> [TASK DATA]
** Begin **

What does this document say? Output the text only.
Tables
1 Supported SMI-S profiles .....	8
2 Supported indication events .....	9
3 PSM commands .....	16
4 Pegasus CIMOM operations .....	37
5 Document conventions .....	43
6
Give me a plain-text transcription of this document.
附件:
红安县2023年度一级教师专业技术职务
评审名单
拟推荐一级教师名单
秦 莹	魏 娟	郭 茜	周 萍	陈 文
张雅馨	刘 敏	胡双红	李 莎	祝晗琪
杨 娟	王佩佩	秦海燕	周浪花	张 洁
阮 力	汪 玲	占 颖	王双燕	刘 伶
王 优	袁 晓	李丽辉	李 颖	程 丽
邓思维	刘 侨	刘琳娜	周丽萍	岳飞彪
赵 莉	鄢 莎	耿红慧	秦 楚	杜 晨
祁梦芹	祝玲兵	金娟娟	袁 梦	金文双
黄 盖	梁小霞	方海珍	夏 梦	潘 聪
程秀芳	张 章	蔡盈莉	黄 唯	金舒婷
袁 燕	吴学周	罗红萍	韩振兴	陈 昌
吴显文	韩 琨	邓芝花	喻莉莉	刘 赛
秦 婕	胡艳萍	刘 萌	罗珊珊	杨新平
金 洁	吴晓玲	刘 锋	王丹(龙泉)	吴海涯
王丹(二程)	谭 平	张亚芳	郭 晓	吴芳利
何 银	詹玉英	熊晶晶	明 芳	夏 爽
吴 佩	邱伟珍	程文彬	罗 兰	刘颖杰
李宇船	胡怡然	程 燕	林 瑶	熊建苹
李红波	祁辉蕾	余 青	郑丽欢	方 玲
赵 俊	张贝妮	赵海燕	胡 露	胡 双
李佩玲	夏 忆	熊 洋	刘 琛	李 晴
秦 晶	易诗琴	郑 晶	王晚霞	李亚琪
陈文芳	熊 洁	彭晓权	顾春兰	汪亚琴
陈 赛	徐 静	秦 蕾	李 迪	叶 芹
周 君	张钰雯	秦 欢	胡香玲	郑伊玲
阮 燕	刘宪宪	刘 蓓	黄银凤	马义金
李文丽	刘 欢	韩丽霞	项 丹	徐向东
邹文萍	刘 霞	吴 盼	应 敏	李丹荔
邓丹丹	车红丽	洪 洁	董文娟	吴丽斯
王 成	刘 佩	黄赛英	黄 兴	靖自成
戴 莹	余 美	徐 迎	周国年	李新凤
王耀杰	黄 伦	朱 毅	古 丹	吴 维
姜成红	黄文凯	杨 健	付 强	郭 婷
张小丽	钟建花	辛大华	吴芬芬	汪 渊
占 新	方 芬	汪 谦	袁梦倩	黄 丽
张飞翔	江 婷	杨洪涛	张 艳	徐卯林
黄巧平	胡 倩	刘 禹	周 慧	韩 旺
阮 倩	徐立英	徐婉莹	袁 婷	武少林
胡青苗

** End **

> [TASK DESCRIPTION] Give the lines from the one containing "Give me a plain-text" through the end of the entries again, exactly as written and with no other lines.

> [SOLUTION FOR THIS EXERCISE]
Give me a plain-text transcription of this document.
附件:
红安县2023年度一级教师专业技术职务
评审名单
拟推荐一级教师名单
秦 莹	魏 娟	郭 茜	周 萍	陈 文
张雅馨	刘 敏	胡双红	李 莎	祝晗琪
杨 娟	王佩佩	秦海燕	周浪花	张 洁
阮 力	汪 玲	占 颖	王双燕	刘 伶
王 优	袁 晓	李丽辉	李 颖	程 丽
邓思维	刘 侨	刘琳娜	周丽萍	岳飞彪
赵 莉	鄢 莎	耿红慧	秦 楚	杜 晨
祁梦芹	祝玲兵	金娟娟	袁 梦	金文双
黄 盖	梁小霞	方海珍	夏 梦	潘 聪
程秀芳	张 章	蔡盈莉	黄 唯	金舒婷
袁 燕	吴学周	罗红萍	韩振兴	陈 昌
吴显文	韩 琨	邓芝花	喻莉莉	刘 赛
秦 婕	胡艳萍	刘 萌	罗珊珊	杨新平
金 洁	吴晓玲	刘 锋	王丹(龙泉)	吴海涯
王丹(二程)	谭 平	张亚芳	郭 晓	吴芳利
何 银	詹玉英	熊晶晶	明 芳	夏 爽
吴 佩	邱伟珍	程文彬	罗 兰	刘颖杰
李宇船	胡怡然	程 燕	林 瑶	熊建苹
李红波	祁辉蕾	余 青	郑丽欢	方 玲
赵 俊	张贝妮	赵海燕	胡 露	胡 双
李佩玲	夏 忆	熊 洋	刘 琛	李 晴
秦 晶	易诗琴	郑 晶	王晚霞	李亚琪
陈文芳	熊 洁	彭晓权	顾春兰	汪亚琴
陈 赛	徐 静	秦 蕾	李 迪	叶 芹
周 君	张钰雯	秦 欢	胡香玲	郑伊玲
阮 燕	刘宪宪	刘 蓓	黄银凤	马义金
李文丽	刘 欢	韩丽霞	项 丹	徐向东
邹文萍	刘 霞	吴 盼	应 敏	李丹荔
邓丹丹	车红丽	洪 洁	董文娟	吴丽斯
王 成	刘 佩	黄赛英	黄 兴	靖自成
戴 莹	余 美	徐 迎	周国年	李新凤
王耀杰	黄 伦	朱 毅	古 丹	吴 维
姜成红	黄文凯	杨 健	付 强	郭 婷
张小丽	钟建花	辛大华	吴芬芬	汪 渊
占 新	方 芬	汪 谦	袁梦倩	黄 丽
张飞翔	江 婷	杨洪涛	张 艳	徐卯林
黄巧平	胡 倩	刘 禹	周 慧	韩 旺
阮 倩	徐立英	徐婉莹	袁 婷	武少林
胡青苗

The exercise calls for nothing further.